- **Aim of the exercise**:
Return the material below in full and exactly.

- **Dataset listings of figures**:
———
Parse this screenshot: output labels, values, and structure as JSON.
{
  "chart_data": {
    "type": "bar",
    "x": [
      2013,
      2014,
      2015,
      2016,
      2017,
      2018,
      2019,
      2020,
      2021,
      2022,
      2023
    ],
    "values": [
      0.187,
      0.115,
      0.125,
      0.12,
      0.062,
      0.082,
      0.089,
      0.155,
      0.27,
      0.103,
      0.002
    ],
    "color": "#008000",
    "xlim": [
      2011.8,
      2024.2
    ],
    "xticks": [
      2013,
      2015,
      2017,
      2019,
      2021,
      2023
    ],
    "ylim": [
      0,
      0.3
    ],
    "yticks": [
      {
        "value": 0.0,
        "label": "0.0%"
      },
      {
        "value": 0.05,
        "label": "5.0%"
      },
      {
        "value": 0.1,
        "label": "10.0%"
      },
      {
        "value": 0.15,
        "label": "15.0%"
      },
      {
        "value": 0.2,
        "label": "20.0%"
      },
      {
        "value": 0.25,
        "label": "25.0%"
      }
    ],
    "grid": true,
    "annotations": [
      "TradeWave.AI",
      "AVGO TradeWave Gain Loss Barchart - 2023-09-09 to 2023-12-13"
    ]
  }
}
———
- **Output**:
Parse this screenshot: output labels, values, and structure as JSON.
{
  "chart_data": {
    "type": "bar",
    "x": [
      2013,
      2014,
      2015,
      2016,
      2017,
      2018,
      2019,
      2020,
      2021,
      2022,
      2023
    ],
    "values": [
      0.187,
      0.115,
      0.125,
      0.12,
      0.062,
      0.082,
      0.089,
      0.155,
      0.27,
      0.103,
      0.002
    ],
    "color": "#008000",
    "xlim": [
      2011.8,
      2024.2
    ],
    "xticks": [
      2013,
      2015,
      2017,
      2019,
      2021,
      2023
    ],
    "ylim": [
      0,
      0.3
    ],
    "yticks": [
      {
        "value": 0.0,
        "label": "0.0%"
      },
      {
        "value": 0.05,
        "label": "5.0%"
      },
      {
        "value": 0.1,
        "label": "10.0%"
      },
      {
        "value": 0.15,
        "label": "15.0%"
      },
      {
        "value": 0.2,
        "label": "20.0%"
      },
      {
        "value": 0.25,
        "label": "25.0%"
      }
    ],
    "grid": true,
    "annotations": [
      "TradeWave.AI",
      "AVGO TradeWave Gain Loss Barchart - 2023-09-09 to 2023-12-13"
    ]
  }
}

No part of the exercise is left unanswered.